▶ **THE EXERCISE**
Reproduce the entries below verbatim, starting at the line that contains "UI element localization: list" and ending at the line that contains "proposed-point [722, 415, 728, 421]", with both of those lines included.

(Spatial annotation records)
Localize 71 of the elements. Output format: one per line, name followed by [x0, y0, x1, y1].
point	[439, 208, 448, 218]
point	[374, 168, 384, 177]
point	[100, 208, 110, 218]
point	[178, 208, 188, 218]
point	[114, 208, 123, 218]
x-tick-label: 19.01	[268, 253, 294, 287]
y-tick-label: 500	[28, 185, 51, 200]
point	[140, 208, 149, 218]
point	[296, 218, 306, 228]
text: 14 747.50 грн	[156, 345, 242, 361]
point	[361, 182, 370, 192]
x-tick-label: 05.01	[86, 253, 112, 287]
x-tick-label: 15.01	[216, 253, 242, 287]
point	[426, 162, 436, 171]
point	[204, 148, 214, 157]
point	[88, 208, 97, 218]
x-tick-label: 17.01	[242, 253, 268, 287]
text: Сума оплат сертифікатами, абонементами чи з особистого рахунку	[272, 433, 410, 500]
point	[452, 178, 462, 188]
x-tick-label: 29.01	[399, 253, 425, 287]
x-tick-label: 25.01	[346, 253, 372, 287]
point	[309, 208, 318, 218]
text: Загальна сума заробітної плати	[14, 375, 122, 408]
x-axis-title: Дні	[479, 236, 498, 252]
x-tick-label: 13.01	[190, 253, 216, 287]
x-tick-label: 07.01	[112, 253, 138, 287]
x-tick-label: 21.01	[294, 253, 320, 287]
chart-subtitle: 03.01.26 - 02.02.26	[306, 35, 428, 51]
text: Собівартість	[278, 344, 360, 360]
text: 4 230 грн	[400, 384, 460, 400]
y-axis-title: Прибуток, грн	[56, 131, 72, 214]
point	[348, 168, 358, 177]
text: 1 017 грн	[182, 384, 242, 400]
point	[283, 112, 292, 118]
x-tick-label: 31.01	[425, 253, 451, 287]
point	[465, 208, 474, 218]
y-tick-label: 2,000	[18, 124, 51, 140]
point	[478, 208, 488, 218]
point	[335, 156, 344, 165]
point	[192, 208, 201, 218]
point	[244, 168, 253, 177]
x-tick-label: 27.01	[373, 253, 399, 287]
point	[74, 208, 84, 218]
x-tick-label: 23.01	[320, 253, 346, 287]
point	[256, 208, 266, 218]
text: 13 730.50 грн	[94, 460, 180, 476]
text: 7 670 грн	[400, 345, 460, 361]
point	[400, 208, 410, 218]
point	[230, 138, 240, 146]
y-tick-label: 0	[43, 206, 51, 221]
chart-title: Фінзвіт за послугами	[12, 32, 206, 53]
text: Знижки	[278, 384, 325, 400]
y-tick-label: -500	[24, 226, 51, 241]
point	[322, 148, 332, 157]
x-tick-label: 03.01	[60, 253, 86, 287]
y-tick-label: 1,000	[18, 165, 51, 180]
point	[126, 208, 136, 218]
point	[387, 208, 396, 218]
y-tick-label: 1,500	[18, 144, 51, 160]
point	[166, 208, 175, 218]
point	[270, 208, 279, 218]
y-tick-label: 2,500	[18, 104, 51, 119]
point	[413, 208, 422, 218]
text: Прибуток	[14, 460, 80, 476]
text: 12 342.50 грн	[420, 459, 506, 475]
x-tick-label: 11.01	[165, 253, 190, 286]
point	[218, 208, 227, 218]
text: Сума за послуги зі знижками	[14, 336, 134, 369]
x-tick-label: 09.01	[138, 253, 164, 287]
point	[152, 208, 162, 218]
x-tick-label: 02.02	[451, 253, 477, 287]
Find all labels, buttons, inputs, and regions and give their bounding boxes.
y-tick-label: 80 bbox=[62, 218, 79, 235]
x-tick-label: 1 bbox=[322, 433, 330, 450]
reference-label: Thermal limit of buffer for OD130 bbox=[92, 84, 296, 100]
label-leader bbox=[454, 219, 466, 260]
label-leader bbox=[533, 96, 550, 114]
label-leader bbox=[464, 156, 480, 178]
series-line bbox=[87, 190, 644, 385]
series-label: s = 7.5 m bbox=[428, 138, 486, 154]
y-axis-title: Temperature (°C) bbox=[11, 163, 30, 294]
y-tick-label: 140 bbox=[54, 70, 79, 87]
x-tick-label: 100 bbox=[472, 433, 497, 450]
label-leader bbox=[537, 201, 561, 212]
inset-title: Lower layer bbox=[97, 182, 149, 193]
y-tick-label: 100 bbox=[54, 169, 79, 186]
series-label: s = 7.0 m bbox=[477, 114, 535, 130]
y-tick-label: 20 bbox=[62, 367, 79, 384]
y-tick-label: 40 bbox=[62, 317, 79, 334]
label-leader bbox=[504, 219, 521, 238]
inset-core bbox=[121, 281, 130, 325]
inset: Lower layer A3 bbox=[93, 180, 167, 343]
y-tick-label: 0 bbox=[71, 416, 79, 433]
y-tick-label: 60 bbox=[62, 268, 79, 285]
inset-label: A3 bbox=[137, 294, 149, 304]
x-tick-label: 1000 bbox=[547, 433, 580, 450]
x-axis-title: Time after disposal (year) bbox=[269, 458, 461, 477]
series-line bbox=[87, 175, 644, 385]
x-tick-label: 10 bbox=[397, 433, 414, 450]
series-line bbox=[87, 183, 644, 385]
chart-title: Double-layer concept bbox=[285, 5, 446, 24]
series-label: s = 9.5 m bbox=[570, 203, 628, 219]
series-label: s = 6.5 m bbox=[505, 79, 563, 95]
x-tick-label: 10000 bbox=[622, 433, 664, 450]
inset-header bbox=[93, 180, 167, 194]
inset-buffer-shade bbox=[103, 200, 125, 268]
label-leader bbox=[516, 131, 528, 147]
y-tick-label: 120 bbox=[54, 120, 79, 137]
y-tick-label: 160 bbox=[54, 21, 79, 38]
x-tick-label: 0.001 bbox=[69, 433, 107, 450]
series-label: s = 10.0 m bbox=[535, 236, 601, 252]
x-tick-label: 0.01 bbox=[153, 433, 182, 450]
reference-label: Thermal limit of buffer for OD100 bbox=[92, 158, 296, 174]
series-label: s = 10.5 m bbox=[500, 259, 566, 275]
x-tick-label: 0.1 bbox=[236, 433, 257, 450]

==

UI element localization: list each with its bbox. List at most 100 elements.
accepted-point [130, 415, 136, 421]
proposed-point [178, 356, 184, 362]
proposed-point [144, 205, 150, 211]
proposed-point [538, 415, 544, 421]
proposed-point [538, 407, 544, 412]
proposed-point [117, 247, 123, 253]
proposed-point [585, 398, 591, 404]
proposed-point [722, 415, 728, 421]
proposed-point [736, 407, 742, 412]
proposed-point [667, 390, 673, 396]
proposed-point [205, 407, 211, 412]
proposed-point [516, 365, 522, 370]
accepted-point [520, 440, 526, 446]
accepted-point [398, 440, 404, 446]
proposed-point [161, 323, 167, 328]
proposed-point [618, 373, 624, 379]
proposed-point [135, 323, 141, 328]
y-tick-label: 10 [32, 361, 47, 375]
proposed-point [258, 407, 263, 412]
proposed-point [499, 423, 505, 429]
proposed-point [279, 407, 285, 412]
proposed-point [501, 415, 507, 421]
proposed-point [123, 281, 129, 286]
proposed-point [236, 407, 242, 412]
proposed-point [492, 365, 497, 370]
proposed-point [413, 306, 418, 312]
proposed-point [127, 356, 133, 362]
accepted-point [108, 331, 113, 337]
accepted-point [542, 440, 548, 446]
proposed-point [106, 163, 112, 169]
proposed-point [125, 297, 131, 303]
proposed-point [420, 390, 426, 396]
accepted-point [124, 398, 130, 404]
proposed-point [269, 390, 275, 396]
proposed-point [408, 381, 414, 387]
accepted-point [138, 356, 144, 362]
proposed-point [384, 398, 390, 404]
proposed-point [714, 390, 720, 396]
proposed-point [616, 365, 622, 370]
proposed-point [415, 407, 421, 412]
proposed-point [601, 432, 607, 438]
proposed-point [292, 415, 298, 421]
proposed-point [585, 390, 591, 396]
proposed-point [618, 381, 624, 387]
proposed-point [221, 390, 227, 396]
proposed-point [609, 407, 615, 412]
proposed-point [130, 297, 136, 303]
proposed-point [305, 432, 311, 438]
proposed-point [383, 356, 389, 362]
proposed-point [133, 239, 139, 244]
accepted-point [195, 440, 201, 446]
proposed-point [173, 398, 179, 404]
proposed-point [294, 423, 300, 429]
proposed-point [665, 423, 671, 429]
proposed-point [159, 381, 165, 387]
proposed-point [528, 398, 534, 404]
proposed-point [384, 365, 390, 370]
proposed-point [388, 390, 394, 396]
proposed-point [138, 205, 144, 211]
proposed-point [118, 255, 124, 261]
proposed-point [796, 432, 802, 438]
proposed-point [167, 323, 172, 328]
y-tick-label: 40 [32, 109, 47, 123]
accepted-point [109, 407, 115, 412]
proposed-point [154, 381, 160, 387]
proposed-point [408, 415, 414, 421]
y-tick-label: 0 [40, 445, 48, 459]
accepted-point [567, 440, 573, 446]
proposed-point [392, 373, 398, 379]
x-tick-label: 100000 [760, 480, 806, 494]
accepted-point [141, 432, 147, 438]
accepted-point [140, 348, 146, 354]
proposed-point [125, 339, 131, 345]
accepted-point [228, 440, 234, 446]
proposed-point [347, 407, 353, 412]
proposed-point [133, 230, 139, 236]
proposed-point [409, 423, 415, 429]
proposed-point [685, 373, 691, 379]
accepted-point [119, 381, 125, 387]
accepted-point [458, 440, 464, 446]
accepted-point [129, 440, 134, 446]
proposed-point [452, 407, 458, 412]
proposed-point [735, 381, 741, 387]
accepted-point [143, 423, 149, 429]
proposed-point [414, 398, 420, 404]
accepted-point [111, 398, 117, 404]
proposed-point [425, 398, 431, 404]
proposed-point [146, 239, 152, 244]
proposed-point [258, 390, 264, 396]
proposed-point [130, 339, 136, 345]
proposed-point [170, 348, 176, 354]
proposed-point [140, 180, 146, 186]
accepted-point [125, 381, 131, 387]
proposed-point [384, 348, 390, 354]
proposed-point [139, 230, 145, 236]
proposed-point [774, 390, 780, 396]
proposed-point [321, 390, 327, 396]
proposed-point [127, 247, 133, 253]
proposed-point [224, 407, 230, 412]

▶ **RESULT BELOW**
UI element localization: list each with its bbox. List at most 100 elements.
accepted-point [130, 415, 136, 421]
proposed-point [178, 356, 184, 362]
proposed-point [144, 205, 150, 211]
proposed-point [538, 415, 544, 421]
proposed-point [538, 407, 544, 412]
proposed-point [117, 247, 123, 253]
proposed-point [585, 398, 591, 404]
proposed-point [722, 415, 728, 421]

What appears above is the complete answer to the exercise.